WHAT IS BEING ASKED :: Can you give these rows again with every "task-checkbox" replaced by "todo-checkbox" and everything else left unchanged?

GIVEN DATA ::
-- begin --
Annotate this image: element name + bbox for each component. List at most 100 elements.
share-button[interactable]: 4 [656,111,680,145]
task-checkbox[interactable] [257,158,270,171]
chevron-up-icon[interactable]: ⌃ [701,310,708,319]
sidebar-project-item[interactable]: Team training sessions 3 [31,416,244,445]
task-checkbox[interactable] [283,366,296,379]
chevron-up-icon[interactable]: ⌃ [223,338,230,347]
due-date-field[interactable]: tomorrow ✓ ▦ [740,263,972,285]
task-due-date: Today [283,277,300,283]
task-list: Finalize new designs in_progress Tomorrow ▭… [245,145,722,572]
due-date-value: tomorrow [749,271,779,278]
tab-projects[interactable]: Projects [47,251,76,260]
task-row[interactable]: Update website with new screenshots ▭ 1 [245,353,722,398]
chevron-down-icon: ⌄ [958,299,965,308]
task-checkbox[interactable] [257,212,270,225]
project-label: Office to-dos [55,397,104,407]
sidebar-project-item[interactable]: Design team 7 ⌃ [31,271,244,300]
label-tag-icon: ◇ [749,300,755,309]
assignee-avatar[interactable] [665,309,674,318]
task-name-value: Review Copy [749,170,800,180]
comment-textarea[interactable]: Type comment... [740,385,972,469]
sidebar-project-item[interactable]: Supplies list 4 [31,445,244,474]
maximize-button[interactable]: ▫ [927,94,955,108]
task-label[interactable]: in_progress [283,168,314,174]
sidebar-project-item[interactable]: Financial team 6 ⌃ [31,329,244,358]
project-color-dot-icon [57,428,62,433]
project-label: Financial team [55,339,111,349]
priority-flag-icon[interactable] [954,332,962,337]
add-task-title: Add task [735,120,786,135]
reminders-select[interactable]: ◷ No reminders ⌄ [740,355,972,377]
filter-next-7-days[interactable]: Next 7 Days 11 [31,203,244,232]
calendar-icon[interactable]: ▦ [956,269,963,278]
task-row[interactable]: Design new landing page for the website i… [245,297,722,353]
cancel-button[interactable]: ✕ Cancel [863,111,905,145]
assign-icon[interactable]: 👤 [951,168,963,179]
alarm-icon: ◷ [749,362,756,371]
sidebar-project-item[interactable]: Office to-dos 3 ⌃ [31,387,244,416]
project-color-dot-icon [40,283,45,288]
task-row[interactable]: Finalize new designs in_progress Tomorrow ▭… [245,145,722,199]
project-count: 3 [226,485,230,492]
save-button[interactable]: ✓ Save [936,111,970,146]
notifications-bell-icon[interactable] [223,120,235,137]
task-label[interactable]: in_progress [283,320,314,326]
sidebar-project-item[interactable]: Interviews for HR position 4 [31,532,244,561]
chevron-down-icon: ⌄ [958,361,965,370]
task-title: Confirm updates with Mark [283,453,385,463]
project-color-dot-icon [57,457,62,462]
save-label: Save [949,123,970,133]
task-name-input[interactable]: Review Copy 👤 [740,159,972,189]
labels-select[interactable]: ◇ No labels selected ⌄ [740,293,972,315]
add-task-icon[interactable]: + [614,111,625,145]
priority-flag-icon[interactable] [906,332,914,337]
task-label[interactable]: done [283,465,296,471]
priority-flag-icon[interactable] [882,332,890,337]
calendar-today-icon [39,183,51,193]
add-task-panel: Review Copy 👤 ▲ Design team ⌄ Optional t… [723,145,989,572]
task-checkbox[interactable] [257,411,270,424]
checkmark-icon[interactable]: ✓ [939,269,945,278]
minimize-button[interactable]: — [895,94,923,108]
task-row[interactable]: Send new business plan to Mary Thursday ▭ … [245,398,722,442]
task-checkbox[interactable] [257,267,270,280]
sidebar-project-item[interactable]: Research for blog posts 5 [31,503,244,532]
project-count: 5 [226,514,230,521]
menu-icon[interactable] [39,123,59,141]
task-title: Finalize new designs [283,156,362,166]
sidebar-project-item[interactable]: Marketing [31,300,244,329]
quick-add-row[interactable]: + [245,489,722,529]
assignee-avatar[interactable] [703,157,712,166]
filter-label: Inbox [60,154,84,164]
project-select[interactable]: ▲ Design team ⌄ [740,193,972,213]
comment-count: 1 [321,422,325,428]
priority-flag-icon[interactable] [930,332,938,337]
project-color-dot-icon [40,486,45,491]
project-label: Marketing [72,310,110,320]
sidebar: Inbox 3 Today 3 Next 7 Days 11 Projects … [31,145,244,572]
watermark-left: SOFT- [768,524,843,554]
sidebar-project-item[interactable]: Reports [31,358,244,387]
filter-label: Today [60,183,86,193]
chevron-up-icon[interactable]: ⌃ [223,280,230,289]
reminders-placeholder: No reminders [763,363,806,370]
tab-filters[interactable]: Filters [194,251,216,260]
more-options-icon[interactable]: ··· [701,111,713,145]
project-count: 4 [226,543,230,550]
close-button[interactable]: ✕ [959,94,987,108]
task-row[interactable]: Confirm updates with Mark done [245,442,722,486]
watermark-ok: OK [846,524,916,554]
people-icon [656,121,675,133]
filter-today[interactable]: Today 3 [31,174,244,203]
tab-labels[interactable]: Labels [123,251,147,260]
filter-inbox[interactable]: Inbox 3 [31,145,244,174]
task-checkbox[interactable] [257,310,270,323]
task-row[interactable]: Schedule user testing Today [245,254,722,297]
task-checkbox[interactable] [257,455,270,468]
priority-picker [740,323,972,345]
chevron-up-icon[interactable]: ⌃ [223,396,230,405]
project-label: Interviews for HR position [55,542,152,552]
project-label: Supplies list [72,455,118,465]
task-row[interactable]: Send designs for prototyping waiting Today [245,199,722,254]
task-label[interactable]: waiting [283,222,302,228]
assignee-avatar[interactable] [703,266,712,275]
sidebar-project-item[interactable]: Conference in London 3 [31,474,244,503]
-- end --
RESPONSE TO THIS EXERCISE ::
Annotate this image: element name + bbox for each component. List at most 100 elements.
share-button[interactable]: 4 [656,111,680,145]
todo-checkbox[interactable] [257,158,270,171]
chevron-up-icon[interactable]: ⌃ [701,310,708,319]
sidebar-project-item[interactable]: Team training sessions 3 [31,416,244,445]
todo-checkbox[interactable] [283,366,296,379]
chevron-up-icon[interactable]: ⌃ [223,338,230,347]
due-date-field[interactable]: tomorrow ✓ ▦ [740,263,972,285]
task-due-date: Today [283,277,300,283]
task-list: Finalize new designs in_progress Tomorrow ▭… [245,145,722,572]
due-date-value: tomorrow [749,271,779,278]
tab-projects[interactable]: Projects [47,251,76,260]
task-row[interactable]: Update website with new screenshots ▭ 1 [245,353,722,398]
chevron-down-icon: ⌄ [958,299,965,308]
todo-checkbox[interactable] [257,212,270,225]
project-label: Office to-dos [55,397,104,407]
sidebar-project-item[interactable]: Design team 7 ⌃ [31,271,244,300]
label-tag-icon: ◇ [749,300,755,309]
assignee-avatar[interactable] [665,309,674,318]
task-name-value: Review Copy [749,170,800,180]
comment-textarea[interactable]: Type comment... [740,385,972,469]
sidebar-project-item[interactable]: Supplies list 4 [31,445,244,474]
maximize-button[interactable]: ▫ [927,94,955,108]
task-label[interactable]: in_progress [283,168,314,174]
sidebar-project-item[interactable]: Financial team 6 ⌃ [31,329,244,358]
project-color-dot-icon [57,428,62,433]
project-label: Financial team [55,339,111,349]
priority-flag-icon[interactable] [954,332,962,337]
add-task-title: Add task [735,120,786,135]
reminders-select[interactable]: ◷ No reminders ⌄ [740,355,972,377]
filter-next-7-days[interactable]: Next 7 Days 11 [31,203,244,232]
calendar-icon[interactable]: ▦ [956,269,963,278]
task-row[interactable]: Design new landing page for the website i… [245,297,722,353]
cancel-button[interactable]: ✕ Cancel [863,111,905,145]
assign-icon[interactable]: 👤 [951,168,963,179]
alarm-icon: ◷ [749,362,756,371]
sidebar-project-item[interactable]: Office to-dos 3 ⌃ [31,387,244,416]
project-color-dot-icon [40,283,45,288]
task-row[interactable]: Finalize new designs in_progress Tomorrow ▭… [245,145,722,199]
project-count: 3 [226,485,230,492]
save-button[interactable]: ✓ Save [936,111,970,146]
notifications-bell-icon[interactable] [223,120,235,137]
task-label[interactable]: in_progress [283,320,314,326]
sidebar-project-item[interactable]: Interviews for HR position 4 [31,532,244,561]
chevron-down-icon: ⌄ [958,361,965,370]
task-title: Confirm updates with Mark [283,453,385,463]
project-color-dot-icon [57,457,62,462]
save-label: Save [949,123,970,133]
task-name-input[interactable]: Review Copy 👤 [740,159,972,189]
labels-select[interactable]: ◇ No labels selected ⌄ [740,293,972,315]
add-task-icon[interactable]: + [614,111,625,145]
priority-flag-icon[interactable] [906,332,914,337]
task-label[interactable]: done [283,465,296,471]
priority-flag-icon[interactable] [882,332,890,337]
calendar-today-icon [39,183,51,193]
add-task-panel: Review Copy 👤 ▲ Design team ⌄ Optional t… [723,145,989,572]
todo-checkbox[interactable] [257,411,270,424]
checkmark-icon[interactable]: ✓ [939,269,945,278]
minimize-button[interactable]: — [895,94,923,108]
task-row[interactable]: Send new business plan to Mary Thursday ▭ … [245,398,722,442]
todo-checkbox[interactable] [257,267,270,280]
sidebar-project-item[interactable]: Research for blog posts 5 [31,503,244,532]
project-count: 5 [226,514,230,521]
menu-icon[interactable] [39,123,59,141]
task-title: Finalize new designs [283,156,362,166]
sidebar-project-item[interactable]: Marketing [31,300,244,329]
quick-add-row[interactable]: + [245,489,722,529]
assignee-avatar[interactable] [703,157,712,166]
filter-label: Inbox [60,154,84,164]
project-select[interactable]: ▲ Design team ⌄ [740,193,972,213]
comment-count: 1 [321,422,325,428]
priority-flag-icon[interactable] [930,332,938,337]
project-color-dot-icon [40,486,45,491]
project-label: Marketing [72,310,110,320]
sidebar: Inbox 3 Today 3 Next 7 Days 11 Projects … [31,145,244,572]
watermark-left: SOFT- [768,524,843,554]
sidebar-project-item[interactable]: Reports [31,358,244,387]
filter-label: Today [60,183,86,193]
chevron-up-icon[interactable]: ⌃ [223,280,230,289]
reminders-placeholder: No reminders [763,363,806,370]
tab-filters[interactable]: Filters [194,251,216,260]
more-options-icon[interactable]: ··· [701,111,713,145]
project-count: 4 [226,543,230,550]
close-button[interactable]: ✕ [959,94,987,108]
task-row[interactable]: Confirm updates with Mark done [245,442,722,486]
watermark-ok: OK [846,524,916,554]
people-icon [656,121,675,133]
filter-today[interactable]: Today 3 [31,174,244,203]
tab-labels[interactable]: Labels [123,251,147,260]
filter-inbox[interactable]: Inbox 3 [31,145,244,174]
todo-checkbox[interactable] [257,310,270,323]
task-row[interactable]: Schedule user testing Today [245,254,722,297]
todo-checkbox[interactable] [257,455,270,468]
priority-picker [740,323,972,345]
chevron-up-icon[interactable]: ⌃ [223,396,230,405]
project-label: Interviews for HR position [55,542,152,552]
project-label: Supplies list [72,455,118,465]
task-row[interactable]: Send designs for prototyping waiting Today [245,199,722,254]
task-label[interactable]: waiting [283,222,302,228]
assignee-avatar[interactable] [703,266,712,275]
sidebar-project-item[interactable]: Conference in London 3 [31,474,244,503]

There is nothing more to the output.